**Stated problem**. Copy out the entries in full and with complete accuracy; pictures are excluded.

------ Rows ------

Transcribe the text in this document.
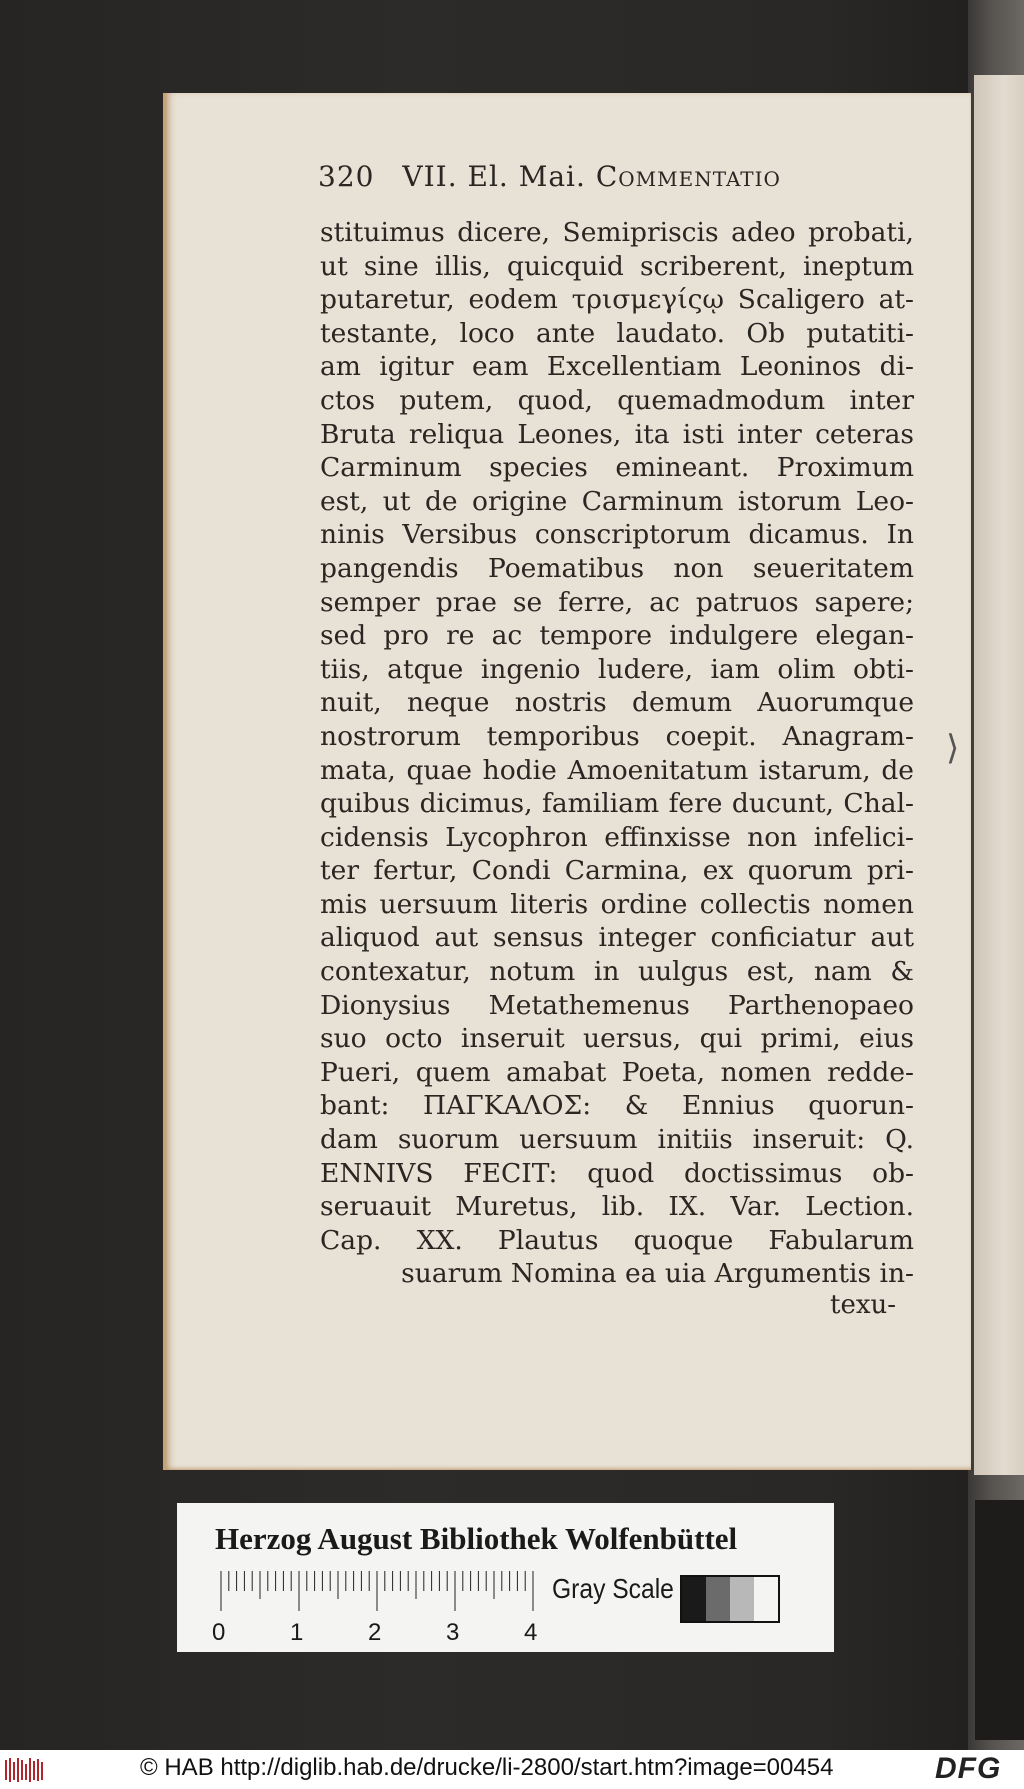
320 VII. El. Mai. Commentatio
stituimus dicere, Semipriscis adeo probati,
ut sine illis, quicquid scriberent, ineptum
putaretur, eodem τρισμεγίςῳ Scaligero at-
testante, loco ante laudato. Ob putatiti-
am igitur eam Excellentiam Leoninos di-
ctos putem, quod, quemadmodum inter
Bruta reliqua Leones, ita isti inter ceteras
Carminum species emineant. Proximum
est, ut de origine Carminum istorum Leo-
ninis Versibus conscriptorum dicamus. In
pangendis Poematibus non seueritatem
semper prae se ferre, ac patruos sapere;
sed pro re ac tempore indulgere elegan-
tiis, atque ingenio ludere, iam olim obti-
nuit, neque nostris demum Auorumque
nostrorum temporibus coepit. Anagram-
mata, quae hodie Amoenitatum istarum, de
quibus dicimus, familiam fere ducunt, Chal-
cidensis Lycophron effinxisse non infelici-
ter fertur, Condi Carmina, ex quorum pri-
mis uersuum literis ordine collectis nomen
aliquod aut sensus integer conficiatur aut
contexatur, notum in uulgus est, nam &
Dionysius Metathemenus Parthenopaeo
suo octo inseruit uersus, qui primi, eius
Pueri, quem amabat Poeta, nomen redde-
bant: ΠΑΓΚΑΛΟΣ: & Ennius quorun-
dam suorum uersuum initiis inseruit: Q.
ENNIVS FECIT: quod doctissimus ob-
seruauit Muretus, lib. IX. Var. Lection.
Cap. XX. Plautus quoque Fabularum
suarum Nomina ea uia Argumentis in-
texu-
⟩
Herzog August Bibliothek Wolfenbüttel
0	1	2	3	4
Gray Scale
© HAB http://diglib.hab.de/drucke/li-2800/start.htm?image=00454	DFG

------

**Exercise result**.
Transcribe the text in this document.
320 VII. El. Mai. Commentatio
stituimus dicere, Semipriscis adeo probati,
ut sine illis, quicquid scriberent, ineptum
putaretur, eodem τρισμεγίςῳ Scaligero at-
testante, loco ante laudato. Ob putatiti-
am igitur eam Excellentiam Leoninos di-
ctos putem, quod, quemadmodum inter
Bruta reliqua Leones, ita isti inter ceteras
Carminum species emineant. Proximum
est, ut de origine Carminum istorum Leo-
ninis Versibus conscriptorum dicamus. In
pangendis Poematibus non seueritatem
semper prae se ferre, ac patruos sapere;
sed pro re ac tempore indulgere elegan-
tiis, atque ingenio ludere, iam olim obti-
nuit, neque nostris demum Auorumque
nostrorum temporibus coepit. Anagram-
mata, quae hodie Amoenitatum istarum, de
quibus dicimus, familiam fere ducunt, Chal-
cidensis Lycophron effinxisse non infelici-
ter fertur, Condi Carmina, ex quorum pri-
mis uersuum literis ordine collectis nomen
aliquod aut sensus integer conficiatur aut
contexatur, notum in uulgus est, nam &
Dionysius Metathemenus Parthenopaeo
suo octo inseruit uersus, qui primi, eius
Pueri, quem amabat Poeta, nomen redde-
bant: ΠΑΓΚΑΛΟΣ: & Ennius quorun-
dam suorum uersuum initiis inseruit: Q.
ENNIVS FECIT: quod doctissimus ob-
seruauit Muretus, lib. IX. Var. Lection.
Cap. XX. Plautus quoque Fabularum
suarum Nomina ea uia Argumentis in-
texu-
⟩
Herzog August Bibliothek Wolfenbüttel
0	1	2	3	4
Gray Scale
© HAB http://diglib.hab.de/drucke/li-2800/start.htm?image=00454	DFG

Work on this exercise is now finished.